## Exercise task
Reproduce all of the data exactly.

## Records about charts and figures
______
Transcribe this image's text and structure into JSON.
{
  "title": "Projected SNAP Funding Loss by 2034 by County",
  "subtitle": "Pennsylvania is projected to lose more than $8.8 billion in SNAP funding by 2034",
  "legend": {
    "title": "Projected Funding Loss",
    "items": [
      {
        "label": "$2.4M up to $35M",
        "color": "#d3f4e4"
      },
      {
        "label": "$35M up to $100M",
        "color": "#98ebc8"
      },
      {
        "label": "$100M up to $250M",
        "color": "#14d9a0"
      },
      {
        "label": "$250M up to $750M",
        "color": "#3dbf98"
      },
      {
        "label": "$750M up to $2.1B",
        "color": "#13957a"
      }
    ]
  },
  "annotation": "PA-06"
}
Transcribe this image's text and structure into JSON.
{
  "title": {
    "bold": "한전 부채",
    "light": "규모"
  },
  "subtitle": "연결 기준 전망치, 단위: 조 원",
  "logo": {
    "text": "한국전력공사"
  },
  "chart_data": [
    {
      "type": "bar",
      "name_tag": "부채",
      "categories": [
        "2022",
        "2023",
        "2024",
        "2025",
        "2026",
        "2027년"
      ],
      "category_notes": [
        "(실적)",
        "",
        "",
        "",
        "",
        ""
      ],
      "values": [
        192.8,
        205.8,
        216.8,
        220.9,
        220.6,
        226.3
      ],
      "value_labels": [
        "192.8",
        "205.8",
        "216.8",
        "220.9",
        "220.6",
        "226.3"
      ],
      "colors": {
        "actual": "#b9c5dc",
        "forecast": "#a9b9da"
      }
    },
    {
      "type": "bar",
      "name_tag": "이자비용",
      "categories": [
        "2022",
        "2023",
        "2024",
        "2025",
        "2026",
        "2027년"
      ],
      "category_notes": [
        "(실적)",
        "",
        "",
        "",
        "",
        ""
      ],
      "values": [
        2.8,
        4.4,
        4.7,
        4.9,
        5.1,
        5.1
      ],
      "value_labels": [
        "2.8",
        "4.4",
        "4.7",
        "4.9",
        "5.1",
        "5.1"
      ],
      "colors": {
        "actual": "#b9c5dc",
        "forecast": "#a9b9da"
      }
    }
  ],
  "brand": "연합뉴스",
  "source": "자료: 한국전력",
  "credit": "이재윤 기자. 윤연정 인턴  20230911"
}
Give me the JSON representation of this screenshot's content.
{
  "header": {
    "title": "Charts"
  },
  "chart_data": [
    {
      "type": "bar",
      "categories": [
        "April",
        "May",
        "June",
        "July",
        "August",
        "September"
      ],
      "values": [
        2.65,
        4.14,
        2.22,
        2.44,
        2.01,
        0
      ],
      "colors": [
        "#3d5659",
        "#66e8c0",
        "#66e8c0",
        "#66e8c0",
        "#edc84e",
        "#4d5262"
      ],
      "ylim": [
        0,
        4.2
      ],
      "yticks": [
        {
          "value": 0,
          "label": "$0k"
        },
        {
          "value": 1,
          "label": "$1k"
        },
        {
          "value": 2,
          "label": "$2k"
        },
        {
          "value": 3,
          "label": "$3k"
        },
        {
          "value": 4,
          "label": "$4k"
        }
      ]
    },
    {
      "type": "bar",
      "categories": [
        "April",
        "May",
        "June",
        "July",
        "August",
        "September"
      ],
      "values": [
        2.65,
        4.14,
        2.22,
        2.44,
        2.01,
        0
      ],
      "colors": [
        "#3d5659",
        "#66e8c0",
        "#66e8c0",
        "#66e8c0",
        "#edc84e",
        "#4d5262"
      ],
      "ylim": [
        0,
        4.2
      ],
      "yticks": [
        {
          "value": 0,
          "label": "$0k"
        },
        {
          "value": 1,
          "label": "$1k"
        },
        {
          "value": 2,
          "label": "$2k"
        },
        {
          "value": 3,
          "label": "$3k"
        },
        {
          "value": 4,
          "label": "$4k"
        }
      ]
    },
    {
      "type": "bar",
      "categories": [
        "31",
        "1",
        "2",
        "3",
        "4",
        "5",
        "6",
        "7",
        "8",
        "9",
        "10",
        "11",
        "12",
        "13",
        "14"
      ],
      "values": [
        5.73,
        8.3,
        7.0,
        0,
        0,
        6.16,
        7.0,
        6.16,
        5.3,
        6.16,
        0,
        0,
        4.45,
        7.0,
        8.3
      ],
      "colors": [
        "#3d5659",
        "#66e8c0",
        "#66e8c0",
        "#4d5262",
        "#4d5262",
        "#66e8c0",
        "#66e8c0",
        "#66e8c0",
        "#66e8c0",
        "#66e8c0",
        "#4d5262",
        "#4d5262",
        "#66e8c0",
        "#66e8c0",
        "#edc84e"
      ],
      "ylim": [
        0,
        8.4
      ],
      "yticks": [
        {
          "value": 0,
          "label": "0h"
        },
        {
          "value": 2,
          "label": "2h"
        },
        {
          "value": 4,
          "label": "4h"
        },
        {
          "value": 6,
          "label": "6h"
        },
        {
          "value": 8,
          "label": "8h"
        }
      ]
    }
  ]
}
______
## Completed task
Transcribe this image's text and structure into JSON.
{
  "title": "Projected SNAP Funding Loss by 2034 by County",
  "subtitle": "Pennsylvania is projected to lose more than $8.8 billion in SNAP funding by 2034",
  "legend": {
    "title": "Projected Funding Loss",
    "items": [
      {
        "label": "$2.4M up to $35M",
        "color": "#d3f4e4"
      },
      {
        "label": "$35M up to $100M",
        "color": "#98ebc8"
      },
      {
        "label": "$100M up to $250M",
        "color": "#14d9a0"
      },
      {
        "label": "$250M up to $750M",
        "color": "#3dbf98"
      },
      {
        "label": "$750M up to $2.1B",
        "color": "#13957a"
      }
    ]
  },
  "annotation": "PA-06"
}
Transcribe this image's text and structure into JSON.
{
  "title": {
    "bold": "한전 부채",
    "light": "규모"
  },
  "subtitle": "연결 기준 전망치, 단위: 조 원",
  "logo": {
    "text": "한국전력공사"
  },
  "chart_data": [
    {
      "type": "bar",
      "name_tag": "부채",
      "categories": [
        "2022",
        "2023",
        "2024",
        "2025",
        "2026",
        "2027년"
      ],
      "category_notes": [
        "(실적)",
        "",
        "",
        "",
        "",
        ""
      ],
      "values": [
        192.8,
        205.8,
        216.8,
        220.9,
        220.6,
        226.3
      ],
      "value_labels": [
        "192.8",
        "205.8",
        "216.8",
        "220.9",
        "220.6",
        "226.3"
      ],
      "colors": {
        "actual": "#b9c5dc",
        "forecast": "#a9b9da"
      }
    },
    {
      "type": "bar",
      "name_tag": "이자비용",
      "categories": [
        "2022",
        "2023",
        "2024",
        "2025",
        "2026",
        "2027년"
      ],
      "category_notes": [
        "(실적)",
        "",
        "",
        "",
        "",
        ""
      ],
      "values": [
        2.8,
        4.4,
        4.7,
        4.9,
        5.1,
        5.1
      ],
      "value_labels": [
        "2.8",
        "4.4",
        "4.7",
        "4.9",
        "5.1",
        "5.1"
      ],
      "colors": {
        "actual": "#b9c5dc",
        "forecast": "#a9b9da"
      }
    }
  ],
  "brand": "연합뉴스",
  "source": "자료: 한국전력",
  "credit": "이재윤 기자. 윤연정 인턴  20230911"
}
Give me the JSON representation of this screenshot's content.
{
  "header": {
    "title": "Charts"
  },
  "chart_data": [
    {
      "type": "bar",
      "categories": [
        "April",
        "May",
        "June",
        "July",
        "August",
        "September"
      ],
      "values": [
        2.65,
        4.14,
        2.22,
        2.44,
        2.01,
        0
      ],
      "colors": [
        "#3d5659",
        "#66e8c0",
        "#66e8c0",
        "#66e8c0",
        "#edc84e",
        "#4d5262"
      ],
      "ylim": [
        0,
        4.2
      ],
      "yticks": [
        {
          "value": 0,
          "label": "$0k"
        },
        {
          "value": 1,
          "label": "$1k"
        },
        {
          "value": 2,
          "label": "$2k"
        },
        {
          "value": 3,
          "label": "$3k"
        },
        {
          "value": 4,
          "label": "$4k"
        }
      ]
    },
    {
      "type": "bar",
      "categories": [
        "April",
        "May",
        "June",
        "July",
        "August",
        "September"
      ],
      "values": [
        2.65,
        4.14,
        2.22,
        2.44,
        2.01,
        0
      ],
      "colors": [
        "#3d5659",
        "#66e8c0",
        "#66e8c0",
        "#66e8c0",
        "#edc84e",
        "#4d5262"
      ],
      "ylim": [
        0,
        4.2
      ],
      "yticks": [
        {
          "value": 0,
          "label": "$0k"
        },
        {
          "value": 1,
          "label": "$1k"
        },
        {
          "value": 2,
          "label": "$2k"
        },
        {
          "value": 3,
          "label": "$3k"
        },
        {
          "value": 4,
          "label": "$4k"
        }
      ]
    },
    {
      "type": "bar",
      "categories": [
        "31",
        "1",
        "2",
        "3",
        "4",
        "5",
        "6",
        "7",
        "8",
        "9",
        "10",
        "11",
        "12",
        "13",
        "14"
      ],
      "values": [
        5.73,
        8.3,
        7.0,
        0,
        0,
        6.16,
        7.0,
        6.16,
        5.3,
        6.16,
        0,
        0,
        4.45,
        7.0,
        8.3
      ],
      "colors": [
        "#3d5659",
        "#66e8c0",
        "#66e8c0",
        "#4d5262",
        "#4d5262",
        "#66e8c0",
        "#66e8c0",
        "#66e8c0",
        "#66e8c0",
        "#66e8c0",
        "#4d5262",
        "#4d5262",
        "#66e8c0",
        "#66e8c0",
        "#edc84e"
      ],
      "ylim": [
        0,
        8.4
      ],
      "yticks": [
        {
          "value": 0,
          "label": "0h"
        },
        {
          "value": 2,
          "label": "2h"
        },
        {
          "value": 4,
          "label": "4h"
        },
        {
          "value": 6,
          "label": "6h"
        },
        {
          "value": 8,
          "label": "8h"
        }
      ]
    }
  ]
}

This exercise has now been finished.